(Stored data entries)

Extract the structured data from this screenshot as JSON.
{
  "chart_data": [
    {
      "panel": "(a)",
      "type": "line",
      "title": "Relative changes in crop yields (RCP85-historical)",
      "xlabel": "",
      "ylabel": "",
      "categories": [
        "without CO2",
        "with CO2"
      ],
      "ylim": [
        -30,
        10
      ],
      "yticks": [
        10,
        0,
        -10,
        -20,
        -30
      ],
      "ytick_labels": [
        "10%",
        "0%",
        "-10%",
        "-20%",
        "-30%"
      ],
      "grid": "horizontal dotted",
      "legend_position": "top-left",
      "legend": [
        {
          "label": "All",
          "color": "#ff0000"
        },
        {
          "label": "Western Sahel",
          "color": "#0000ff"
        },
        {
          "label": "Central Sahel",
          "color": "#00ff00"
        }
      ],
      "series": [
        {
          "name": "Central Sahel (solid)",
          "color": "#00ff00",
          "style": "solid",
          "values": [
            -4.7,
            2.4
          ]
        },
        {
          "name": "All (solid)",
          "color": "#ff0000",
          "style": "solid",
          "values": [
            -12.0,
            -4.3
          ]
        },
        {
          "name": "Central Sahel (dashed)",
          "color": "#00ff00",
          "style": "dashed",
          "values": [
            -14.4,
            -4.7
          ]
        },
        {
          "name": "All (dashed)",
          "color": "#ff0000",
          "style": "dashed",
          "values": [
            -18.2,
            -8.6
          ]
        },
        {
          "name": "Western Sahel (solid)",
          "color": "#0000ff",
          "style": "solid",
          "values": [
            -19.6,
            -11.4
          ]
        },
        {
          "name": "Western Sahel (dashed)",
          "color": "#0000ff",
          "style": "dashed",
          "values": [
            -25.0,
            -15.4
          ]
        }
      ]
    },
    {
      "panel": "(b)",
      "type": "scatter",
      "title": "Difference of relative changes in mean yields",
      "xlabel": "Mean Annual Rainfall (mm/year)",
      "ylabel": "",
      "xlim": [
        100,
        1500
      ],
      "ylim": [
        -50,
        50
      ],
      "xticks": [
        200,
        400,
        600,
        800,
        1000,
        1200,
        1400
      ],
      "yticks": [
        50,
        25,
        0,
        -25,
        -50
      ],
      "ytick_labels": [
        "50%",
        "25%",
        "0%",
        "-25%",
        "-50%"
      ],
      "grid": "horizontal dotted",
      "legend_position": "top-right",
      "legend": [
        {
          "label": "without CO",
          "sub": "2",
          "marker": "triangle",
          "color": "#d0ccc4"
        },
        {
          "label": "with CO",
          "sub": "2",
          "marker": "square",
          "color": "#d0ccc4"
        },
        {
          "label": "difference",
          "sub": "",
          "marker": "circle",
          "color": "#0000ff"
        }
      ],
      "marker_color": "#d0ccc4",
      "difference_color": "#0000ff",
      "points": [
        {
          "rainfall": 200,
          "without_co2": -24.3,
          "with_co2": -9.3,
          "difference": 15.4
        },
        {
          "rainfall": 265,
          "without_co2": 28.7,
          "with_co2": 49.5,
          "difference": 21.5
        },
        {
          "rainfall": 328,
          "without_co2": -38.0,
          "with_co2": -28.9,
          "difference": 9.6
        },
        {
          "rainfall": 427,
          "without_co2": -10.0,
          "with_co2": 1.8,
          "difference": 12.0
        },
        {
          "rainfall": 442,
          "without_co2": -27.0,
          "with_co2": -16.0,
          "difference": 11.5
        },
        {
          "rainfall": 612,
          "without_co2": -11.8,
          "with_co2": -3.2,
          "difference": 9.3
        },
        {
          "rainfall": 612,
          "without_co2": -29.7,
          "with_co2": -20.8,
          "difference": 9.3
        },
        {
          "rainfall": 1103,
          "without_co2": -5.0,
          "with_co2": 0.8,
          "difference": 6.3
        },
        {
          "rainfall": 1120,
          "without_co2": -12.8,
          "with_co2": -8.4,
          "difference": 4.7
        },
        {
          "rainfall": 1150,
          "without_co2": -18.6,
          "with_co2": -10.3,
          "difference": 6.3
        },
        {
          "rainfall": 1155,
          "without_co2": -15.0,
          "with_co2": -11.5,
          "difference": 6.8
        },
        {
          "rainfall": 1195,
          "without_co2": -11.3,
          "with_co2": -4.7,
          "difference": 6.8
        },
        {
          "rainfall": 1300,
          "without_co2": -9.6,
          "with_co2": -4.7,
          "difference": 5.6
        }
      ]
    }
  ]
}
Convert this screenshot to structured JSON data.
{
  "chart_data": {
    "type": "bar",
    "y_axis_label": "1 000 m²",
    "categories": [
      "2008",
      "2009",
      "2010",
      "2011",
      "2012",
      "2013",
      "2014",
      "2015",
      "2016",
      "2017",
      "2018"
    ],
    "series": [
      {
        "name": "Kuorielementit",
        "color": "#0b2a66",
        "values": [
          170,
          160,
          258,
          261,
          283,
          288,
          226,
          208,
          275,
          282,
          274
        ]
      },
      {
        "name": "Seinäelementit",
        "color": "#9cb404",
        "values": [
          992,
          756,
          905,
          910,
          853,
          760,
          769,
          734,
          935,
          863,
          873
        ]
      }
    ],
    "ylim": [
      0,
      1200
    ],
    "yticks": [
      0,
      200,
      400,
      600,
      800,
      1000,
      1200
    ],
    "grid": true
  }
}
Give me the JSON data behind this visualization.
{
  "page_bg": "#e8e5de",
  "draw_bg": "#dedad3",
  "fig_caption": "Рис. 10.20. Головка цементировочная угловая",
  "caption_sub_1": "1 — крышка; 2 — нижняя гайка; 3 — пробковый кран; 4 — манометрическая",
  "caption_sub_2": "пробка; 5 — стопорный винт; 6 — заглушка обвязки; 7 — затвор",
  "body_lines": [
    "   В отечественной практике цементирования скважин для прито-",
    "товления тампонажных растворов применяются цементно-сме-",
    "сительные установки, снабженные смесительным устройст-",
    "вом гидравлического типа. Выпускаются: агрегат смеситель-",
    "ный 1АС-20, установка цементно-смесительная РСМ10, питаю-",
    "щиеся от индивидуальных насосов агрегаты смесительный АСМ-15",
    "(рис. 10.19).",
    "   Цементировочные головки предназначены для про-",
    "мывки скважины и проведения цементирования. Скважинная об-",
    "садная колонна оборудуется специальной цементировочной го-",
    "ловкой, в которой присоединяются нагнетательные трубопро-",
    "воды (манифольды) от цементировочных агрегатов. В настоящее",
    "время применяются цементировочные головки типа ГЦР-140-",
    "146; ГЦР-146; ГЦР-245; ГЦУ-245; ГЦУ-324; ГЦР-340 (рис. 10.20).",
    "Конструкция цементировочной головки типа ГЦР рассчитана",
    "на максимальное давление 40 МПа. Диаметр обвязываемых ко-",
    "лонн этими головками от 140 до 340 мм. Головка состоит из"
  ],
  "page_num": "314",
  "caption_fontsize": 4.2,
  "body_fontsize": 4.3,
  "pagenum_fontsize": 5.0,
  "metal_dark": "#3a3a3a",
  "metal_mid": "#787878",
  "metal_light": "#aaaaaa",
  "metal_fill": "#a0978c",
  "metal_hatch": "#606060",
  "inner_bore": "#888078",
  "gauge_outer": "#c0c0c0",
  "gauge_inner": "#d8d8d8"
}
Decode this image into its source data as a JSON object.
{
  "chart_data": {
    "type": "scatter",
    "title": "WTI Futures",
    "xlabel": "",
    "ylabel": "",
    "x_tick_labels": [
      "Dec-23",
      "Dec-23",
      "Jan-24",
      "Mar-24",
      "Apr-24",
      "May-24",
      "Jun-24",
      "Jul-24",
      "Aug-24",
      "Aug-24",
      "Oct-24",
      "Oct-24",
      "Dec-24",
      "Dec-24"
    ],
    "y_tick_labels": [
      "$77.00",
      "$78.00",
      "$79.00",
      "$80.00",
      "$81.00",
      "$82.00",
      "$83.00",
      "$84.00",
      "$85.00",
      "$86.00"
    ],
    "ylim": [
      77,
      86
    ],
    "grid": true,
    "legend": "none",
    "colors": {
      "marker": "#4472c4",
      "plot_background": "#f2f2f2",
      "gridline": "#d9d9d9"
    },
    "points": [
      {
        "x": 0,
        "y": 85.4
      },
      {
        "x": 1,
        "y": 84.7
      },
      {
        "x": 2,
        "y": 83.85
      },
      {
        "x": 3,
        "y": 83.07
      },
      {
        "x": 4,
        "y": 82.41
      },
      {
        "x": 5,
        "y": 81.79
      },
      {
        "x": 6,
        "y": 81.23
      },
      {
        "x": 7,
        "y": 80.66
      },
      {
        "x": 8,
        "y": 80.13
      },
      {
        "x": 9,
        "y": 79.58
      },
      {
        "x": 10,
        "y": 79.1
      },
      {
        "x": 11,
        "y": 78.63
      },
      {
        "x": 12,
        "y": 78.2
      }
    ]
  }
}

▶ What is required:
Scan the material above. Copy each line where "JSON" occurs.

▶ Output below:
Extract the structured data from this screenshot as JSON.
Convert this screenshot to structured JSON data.
Give me the JSON data behind this visualization.
Decode this image into its source data as a JSON object.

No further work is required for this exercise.